→ **TASK INSTRUCTIONS**:
Quote the listing in full, exactly as given, minus any pictures.

→ **INFORMATION GIVEN**:
▬▬▬▬▬▬▬▬▬▬
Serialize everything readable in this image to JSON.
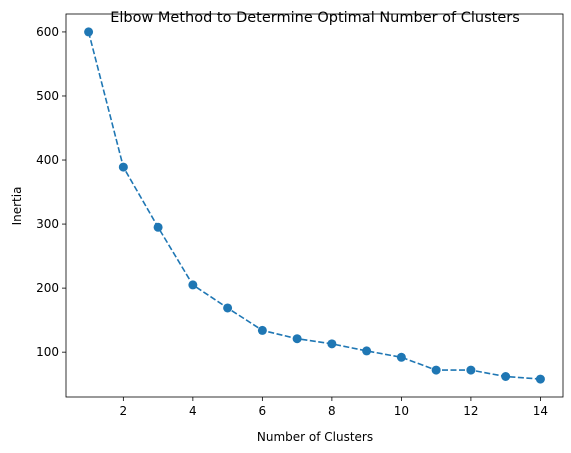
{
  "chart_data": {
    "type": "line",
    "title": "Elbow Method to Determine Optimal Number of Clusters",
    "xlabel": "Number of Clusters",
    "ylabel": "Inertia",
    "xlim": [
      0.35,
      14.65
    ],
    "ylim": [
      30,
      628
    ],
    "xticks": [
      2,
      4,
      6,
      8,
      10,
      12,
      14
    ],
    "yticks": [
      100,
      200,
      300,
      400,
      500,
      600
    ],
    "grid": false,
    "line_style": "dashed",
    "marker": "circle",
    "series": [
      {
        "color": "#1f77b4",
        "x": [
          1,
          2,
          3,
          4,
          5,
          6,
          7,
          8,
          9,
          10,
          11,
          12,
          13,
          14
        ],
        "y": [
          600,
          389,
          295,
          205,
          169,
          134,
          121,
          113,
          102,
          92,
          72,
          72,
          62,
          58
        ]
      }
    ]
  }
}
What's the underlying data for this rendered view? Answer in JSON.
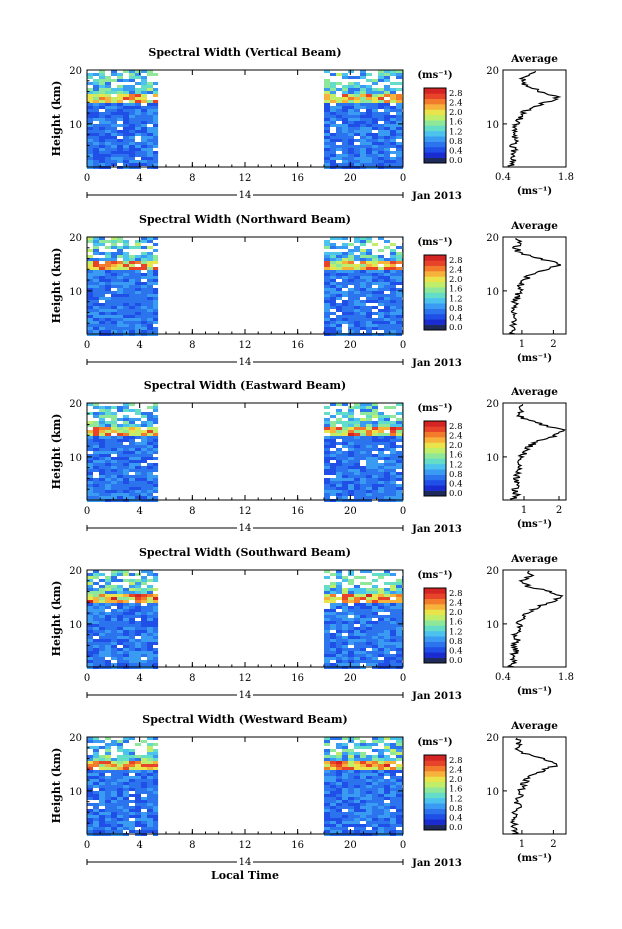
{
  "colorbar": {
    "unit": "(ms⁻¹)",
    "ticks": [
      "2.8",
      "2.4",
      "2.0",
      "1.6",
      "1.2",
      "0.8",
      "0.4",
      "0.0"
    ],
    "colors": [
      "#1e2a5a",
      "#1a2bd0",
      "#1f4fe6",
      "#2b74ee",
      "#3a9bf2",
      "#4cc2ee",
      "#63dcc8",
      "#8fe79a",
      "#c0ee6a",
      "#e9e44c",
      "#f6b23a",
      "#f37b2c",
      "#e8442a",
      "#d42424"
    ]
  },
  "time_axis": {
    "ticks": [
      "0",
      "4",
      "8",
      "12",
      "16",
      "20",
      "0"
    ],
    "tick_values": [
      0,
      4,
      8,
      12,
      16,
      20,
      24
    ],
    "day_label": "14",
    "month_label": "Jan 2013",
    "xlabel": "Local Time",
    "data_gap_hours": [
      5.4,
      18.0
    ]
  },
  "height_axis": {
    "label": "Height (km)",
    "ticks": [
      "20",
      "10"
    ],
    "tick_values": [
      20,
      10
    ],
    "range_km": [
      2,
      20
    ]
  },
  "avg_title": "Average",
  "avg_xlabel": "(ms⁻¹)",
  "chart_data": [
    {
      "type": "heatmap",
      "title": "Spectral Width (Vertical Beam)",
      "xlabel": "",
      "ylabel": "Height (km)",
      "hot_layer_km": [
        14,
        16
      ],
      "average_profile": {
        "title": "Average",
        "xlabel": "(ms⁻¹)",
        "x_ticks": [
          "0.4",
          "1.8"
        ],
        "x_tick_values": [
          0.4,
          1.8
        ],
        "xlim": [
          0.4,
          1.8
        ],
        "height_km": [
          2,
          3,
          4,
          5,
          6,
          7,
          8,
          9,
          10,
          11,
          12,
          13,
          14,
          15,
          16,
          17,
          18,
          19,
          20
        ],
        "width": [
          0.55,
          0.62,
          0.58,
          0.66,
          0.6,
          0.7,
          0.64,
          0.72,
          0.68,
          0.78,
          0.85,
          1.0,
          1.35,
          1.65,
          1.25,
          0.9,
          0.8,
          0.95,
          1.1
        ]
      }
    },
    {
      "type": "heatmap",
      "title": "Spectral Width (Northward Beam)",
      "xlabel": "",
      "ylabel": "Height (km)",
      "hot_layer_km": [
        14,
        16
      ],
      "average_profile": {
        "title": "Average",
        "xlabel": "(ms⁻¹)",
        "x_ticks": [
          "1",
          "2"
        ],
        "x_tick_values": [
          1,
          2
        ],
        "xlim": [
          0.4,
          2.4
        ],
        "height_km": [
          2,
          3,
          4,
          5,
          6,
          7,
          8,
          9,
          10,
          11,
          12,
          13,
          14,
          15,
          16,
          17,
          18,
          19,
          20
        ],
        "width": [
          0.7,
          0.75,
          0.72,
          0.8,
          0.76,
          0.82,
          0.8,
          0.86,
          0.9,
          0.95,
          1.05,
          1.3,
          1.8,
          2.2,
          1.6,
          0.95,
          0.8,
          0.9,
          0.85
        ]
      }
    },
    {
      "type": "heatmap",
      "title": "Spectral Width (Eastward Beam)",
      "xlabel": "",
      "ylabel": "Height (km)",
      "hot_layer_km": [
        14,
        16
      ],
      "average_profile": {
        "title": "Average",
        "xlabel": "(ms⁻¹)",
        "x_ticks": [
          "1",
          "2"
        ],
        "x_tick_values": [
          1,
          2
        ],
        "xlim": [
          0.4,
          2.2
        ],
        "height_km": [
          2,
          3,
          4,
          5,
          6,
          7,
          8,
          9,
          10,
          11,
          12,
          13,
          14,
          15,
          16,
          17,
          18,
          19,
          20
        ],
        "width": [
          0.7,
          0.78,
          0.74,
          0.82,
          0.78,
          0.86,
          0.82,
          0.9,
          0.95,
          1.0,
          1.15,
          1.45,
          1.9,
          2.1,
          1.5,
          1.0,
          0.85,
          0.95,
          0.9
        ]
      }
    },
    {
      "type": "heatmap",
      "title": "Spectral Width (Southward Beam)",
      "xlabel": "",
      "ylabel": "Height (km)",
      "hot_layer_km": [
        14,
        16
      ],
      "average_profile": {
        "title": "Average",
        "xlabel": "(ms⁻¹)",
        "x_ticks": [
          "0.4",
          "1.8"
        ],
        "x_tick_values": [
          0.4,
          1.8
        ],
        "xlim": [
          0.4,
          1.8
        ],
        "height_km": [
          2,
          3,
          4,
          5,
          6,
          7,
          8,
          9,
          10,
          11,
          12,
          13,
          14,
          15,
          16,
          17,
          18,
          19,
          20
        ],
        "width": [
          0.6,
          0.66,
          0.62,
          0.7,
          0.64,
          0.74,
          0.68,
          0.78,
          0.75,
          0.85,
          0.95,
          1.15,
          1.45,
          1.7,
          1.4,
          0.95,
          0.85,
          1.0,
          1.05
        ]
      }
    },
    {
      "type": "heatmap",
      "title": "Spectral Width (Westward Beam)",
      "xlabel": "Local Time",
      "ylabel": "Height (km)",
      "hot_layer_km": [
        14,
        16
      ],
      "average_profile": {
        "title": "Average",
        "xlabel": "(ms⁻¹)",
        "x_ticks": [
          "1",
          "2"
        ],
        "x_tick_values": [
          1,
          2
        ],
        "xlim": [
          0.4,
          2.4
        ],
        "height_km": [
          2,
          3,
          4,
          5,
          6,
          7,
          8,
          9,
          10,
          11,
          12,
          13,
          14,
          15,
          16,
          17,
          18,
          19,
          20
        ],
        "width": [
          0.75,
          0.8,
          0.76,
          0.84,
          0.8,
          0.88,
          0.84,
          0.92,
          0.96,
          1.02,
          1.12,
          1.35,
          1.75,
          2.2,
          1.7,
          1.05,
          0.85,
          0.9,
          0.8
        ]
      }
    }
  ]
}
▬▬▬▬▬▬▬▬▬▬
→ **RESPONSE**:
Serialize everything readable in this image to JSON.
{
  "chart_data": {
    "type": "line",
    "title": "Elbow Method to Determine Optimal Number of Clusters",
    "xlabel": "Number of Clusters",
    "ylabel": "Inertia",
    "xlim": [
      0.35,
      14.65
    ],
    "ylim": [
      30,
      628
    ],
    "xticks": [
      2,
      4,
      6,
      8,
      10,
      12,
      14
    ],
    "yticks": [
      100,
      200,
      300,
      400,
      500,
      600
    ],
    "grid": false,
    "line_style": "dashed",
    "marker": "circle",
    "series": [
      {
        "color": "#1f77b4",
        "x": [
          1,
          2,
          3,
          4,
          5,
          6,
          7,
          8,
          9,
          10,
          11,
          12,
          13,
          14
        ],
        "y": [
          600,
          389,
          295,
          205,
          169,
          134,
          121,
          113,
          102,
          92,
          72,
          72,
          62,
          58
        ]
      }
    ]
  }
}
What's the underlying data for this rendered view? Answer in JSON.
{
  "colorbar": {
    "unit": "(ms⁻¹)",
    "ticks": [
      "2.8",
      "2.4",
      "2.0",
      "1.6",
      "1.2",
      "0.8",
      "0.4",
      "0.0"
    ],
    "colors": [
      "#1e2a5a",
      "#1a2bd0",
      "#1f4fe6",
      "#2b74ee",
      "#3a9bf2",
      "#4cc2ee",
      "#63dcc8",
      "#8fe79a",
      "#c0ee6a",
      "#e9e44c",
      "#f6b23a",
      "#f37b2c",
      "#e8442a",
      "#d42424"
    ]
  },
  "time_axis": {
    "ticks": [
      "0",
      "4",
      "8",
      "12",
      "16",
      "20",
      "0"
    ],
    "tick_values": [
      0,
      4,
      8,
      12,
      16,
      20,
      24
    ],
    "day_label": "14",
    "month_label": "Jan 2013",
    "xlabel": "Local Time",
    "data_gap_hours": [
      5.4,
      18.0
    ]
  },
  "height_axis": {
    "label": "Height (km)",
    "ticks": [
      "20",
      "10"
    ],
    "tick_values": [
      20,
      10
    ],
    "range_km": [
      2,
      20
    ]
  },
  "avg_title": "Average",
  "avg_xlabel": "(ms⁻¹)",
  "chart_data": [
    {
      "type": "heatmap",
      "title": "Spectral Width (Vertical Beam)",
      "xlabel": "",
      "ylabel": "Height (km)",
      "hot_layer_km": [
        14,
        16
      ],
      "average_profile": {
        "title": "Average",
        "xlabel": "(ms⁻¹)",
        "x_ticks": [
          "0.4",
          "1.8"
        ],
        "x_tick_values": [
          0.4,
          1.8
        ],
        "xlim": [
          0.4,
          1.8
        ],
        "height_km": [
          2,
          3,
          4,
          5,
          6,
          7,
          8,
          9,
          10,
          11,
          12,
          13,
          14,
          15,
          16,
          17,
          18,
          19,
          20
        ],
        "width": [
          0.55,
          0.62,
          0.58,
          0.66,
          0.6,
          0.7,
          0.64,
          0.72,
          0.68,
          0.78,
          0.85,
          1.0,
          1.35,
          1.65,
          1.25,
          0.9,
          0.8,
          0.95,
          1.1
        ]
      }
    },
    {
      "type": "heatmap",
      "title": "Spectral Width (Northward Beam)",
      "xlabel": "",
      "ylabel": "Height (km)",
      "hot_layer_km": [
        14,
        16
      ],
      "average_profile": {
        "title": "Average",
        "xlabel": "(ms⁻¹)",
        "x_ticks": [
          "1",
          "2"
        ],
        "x_tick_values": [
          1,
          2
        ],
        "xlim": [
          0.4,
          2.4
        ],
        "height_km": [
          2,
          3,
          4,
          5,
          6,
          7,
          8,
          9,
          10,
          11,
          12,
          13,
          14,
          15,
          16,
          17,
          18,
          19,
          20
        ],
        "width": [
          0.7,
          0.75,
          0.72,
          0.8,
          0.76,
          0.82,
          0.8,
          0.86,
          0.9,
          0.95,
          1.05,
          1.3,
          1.8,
          2.2,
          1.6,
          0.95,
          0.8,
          0.9,
          0.85
        ]
      }
    },
    {
      "type": "heatmap",
      "title": "Spectral Width (Eastward Beam)",
      "xlabel": "",
      "ylabel": "Height (km)",
      "hot_layer_km": [
        14,
        16
      ],
      "average_profile": {
        "title": "Average",
        "xlabel": "(ms⁻¹)",
        "x_ticks": [
          "1",
          "2"
        ],
        "x_tick_values": [
          1,
          2
        ],
        "xlim": [
          0.4,
          2.2
        ],
        "height_km": [
          2,
          3,
          4,
          5,
          6,
          7,
          8,
          9,
          10,
          11,
          12,
          13,
          14,
          15,
          16,
          17,
          18,
          19,
          20
        ],
        "width": [
          0.7,
          0.78,
          0.74,
          0.82,
          0.78,
          0.86,
          0.82,
          0.9,
          0.95,
          1.0,
          1.15,
          1.45,
          1.9,
          2.1,
          1.5,
          1.0,
          0.85,
          0.95,
          0.9
        ]
      }
    },
    {
      "type": "heatmap",
      "title": "Spectral Width (Southward Beam)",
      "xlabel": "",
      "ylabel": "Height (km)",
      "hot_layer_km": [
        14,
        16
      ],
      "average_profile": {
        "title": "Average",
        "xlabel": "(ms⁻¹)",
        "x_ticks": [
          "0.4",
          "1.8"
        ],
        "x_tick_values": [
          0.4,
          1.8
        ],
        "xlim": [
          0.4,
          1.8
        ],
        "height_km": [
          2,
          3,
          4,
          5,
          6,
          7,
          8,
          9,
          10,
          11,
          12,
          13,
          14,
          15,
          16,
          17,
          18,
          19,
          20
        ],
        "width": [
          0.6,
          0.66,
          0.62,
          0.7,
          0.64,
          0.74,
          0.68,
          0.78,
          0.75,
          0.85,
          0.95,
          1.15,
          1.45,
          1.7,
          1.4,
          0.95,
          0.85,
          1.0,
          1.05
        ]
      }
    },
    {
      "type": "heatmap",
      "title": "Spectral Width (Westward Beam)",
      "xlabel": "Local Time",
      "ylabel": "Height (km)",
      "hot_layer_km": [
        14,
        16
      ],
      "average_profile": {
        "title": "Average",
        "xlabel": "(ms⁻¹)",
        "x_ticks": [
          "1",
          "2"
        ],
        "x_tick_values": [
          1,
          2
        ],
        "xlim": [
          0.4,
          2.4
        ],
        "height_km": [
          2,
          3,
          4,
          5,
          6,
          7,
          8,
          9,
          10,
          11,
          12,
          13,
          14,
          15,
          16,
          17,
          18,
          19,
          20
        ],
        "width": [
          0.75,
          0.8,
          0.76,
          0.84,
          0.8,
          0.88,
          0.84,
          0.92,
          0.96,
          1.02,
          1.12,
          1.35,
          1.75,
          2.2,
          1.7,
          1.05,
          0.85,
          0.9,
          0.8
        ]
      }
    }
  ]
}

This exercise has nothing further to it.